EXTRACTED INFORMATION:
::::::::::

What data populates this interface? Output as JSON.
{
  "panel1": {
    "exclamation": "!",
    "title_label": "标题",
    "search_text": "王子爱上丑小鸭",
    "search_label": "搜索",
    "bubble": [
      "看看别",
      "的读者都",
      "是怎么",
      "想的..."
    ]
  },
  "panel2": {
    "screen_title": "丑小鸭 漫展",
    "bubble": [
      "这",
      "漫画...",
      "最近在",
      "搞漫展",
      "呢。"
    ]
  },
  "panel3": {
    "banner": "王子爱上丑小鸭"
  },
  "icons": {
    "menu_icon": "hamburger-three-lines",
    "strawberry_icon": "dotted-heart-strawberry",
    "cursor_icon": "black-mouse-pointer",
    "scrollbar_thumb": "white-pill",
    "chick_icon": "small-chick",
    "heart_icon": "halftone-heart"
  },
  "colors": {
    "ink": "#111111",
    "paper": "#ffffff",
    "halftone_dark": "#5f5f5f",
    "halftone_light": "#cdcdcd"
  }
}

::::::::::

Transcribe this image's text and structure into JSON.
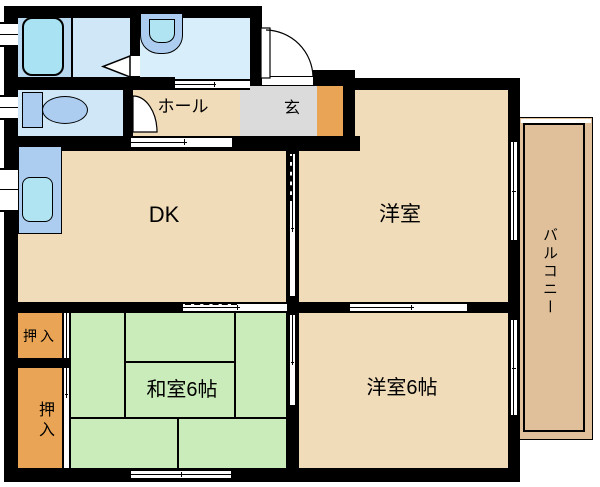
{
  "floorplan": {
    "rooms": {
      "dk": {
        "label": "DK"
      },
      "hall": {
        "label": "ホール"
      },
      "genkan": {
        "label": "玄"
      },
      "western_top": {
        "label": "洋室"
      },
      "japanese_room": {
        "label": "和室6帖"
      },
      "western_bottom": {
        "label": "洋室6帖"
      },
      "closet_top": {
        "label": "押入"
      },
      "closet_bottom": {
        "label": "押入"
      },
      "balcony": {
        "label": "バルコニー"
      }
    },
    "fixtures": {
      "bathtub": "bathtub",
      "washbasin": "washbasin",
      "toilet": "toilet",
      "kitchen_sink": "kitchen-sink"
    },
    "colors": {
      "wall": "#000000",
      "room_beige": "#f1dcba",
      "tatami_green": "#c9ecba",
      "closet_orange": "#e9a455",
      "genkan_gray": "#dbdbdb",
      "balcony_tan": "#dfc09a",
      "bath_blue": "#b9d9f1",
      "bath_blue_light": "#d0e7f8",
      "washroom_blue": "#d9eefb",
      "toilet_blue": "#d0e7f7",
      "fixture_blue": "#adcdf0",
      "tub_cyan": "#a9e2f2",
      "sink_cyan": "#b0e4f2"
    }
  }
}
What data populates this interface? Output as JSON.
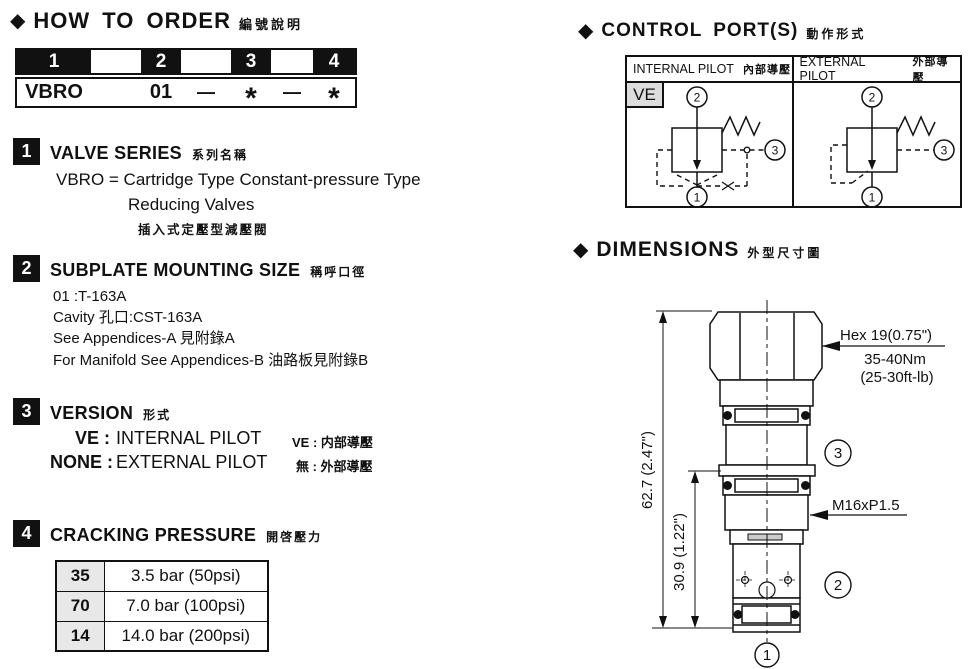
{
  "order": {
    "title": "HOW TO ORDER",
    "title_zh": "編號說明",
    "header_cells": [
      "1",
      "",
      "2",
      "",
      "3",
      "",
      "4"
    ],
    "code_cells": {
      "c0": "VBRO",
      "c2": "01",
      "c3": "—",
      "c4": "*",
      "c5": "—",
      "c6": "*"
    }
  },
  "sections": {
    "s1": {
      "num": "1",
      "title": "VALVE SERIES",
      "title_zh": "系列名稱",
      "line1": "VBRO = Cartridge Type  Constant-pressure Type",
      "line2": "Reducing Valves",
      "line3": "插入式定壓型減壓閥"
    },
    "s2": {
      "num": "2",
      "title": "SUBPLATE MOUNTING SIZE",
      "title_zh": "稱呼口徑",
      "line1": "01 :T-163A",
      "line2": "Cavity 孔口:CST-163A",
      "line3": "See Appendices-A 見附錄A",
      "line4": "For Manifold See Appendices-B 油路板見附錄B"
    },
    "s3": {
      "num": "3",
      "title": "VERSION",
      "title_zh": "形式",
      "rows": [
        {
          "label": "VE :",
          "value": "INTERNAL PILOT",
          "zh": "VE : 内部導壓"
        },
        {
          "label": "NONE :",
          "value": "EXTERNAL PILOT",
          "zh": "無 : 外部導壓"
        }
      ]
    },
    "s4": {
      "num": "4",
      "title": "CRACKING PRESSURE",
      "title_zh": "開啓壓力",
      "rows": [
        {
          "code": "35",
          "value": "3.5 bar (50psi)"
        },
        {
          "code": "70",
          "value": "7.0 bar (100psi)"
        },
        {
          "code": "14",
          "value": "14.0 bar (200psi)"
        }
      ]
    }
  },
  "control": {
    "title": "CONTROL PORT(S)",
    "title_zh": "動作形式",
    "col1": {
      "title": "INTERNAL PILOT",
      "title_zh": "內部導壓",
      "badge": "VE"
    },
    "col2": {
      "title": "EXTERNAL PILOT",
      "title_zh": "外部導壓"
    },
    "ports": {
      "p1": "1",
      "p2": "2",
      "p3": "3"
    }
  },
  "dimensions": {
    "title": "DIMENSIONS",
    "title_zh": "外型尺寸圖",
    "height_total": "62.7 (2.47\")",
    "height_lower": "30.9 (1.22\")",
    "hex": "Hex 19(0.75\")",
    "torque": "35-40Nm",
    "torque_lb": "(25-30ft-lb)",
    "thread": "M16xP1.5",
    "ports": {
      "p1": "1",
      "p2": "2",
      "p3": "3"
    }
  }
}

::::::::::

THE REQUEST: Count the lines of the data that include the string "Appendices", and give only that number.

THE OUTPUT: 2